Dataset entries
★ ★ ★ ★
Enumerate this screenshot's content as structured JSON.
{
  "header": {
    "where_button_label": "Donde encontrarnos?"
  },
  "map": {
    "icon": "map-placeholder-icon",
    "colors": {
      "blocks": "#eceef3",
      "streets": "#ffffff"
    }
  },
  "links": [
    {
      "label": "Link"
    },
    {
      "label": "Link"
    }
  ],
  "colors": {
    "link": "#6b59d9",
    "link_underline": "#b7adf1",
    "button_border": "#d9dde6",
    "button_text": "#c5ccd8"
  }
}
★ ★ ★ ★
=== Short problem ===
Return the full listing, character for character.

=== The response ===
Enumerate this screenshot's content as structured JSON.
{
  "header": {
    "where_button_label": "Donde encontrarnos?"
  },
  "map": {
    "icon": "map-placeholder-icon",
    "colors": {
      "blocks": "#eceef3",
      "streets": "#ffffff"
    }
  },
  "links": [
    {
      "label": "Link"
    },
    {
      "label": "Link"
    }
  ],
  "colors": {
    "link": "#6b59d9",
    "link_underline": "#b7adf1",
    "button_border": "#d9dde6",
    "button_text": "#c5ccd8"
  }
}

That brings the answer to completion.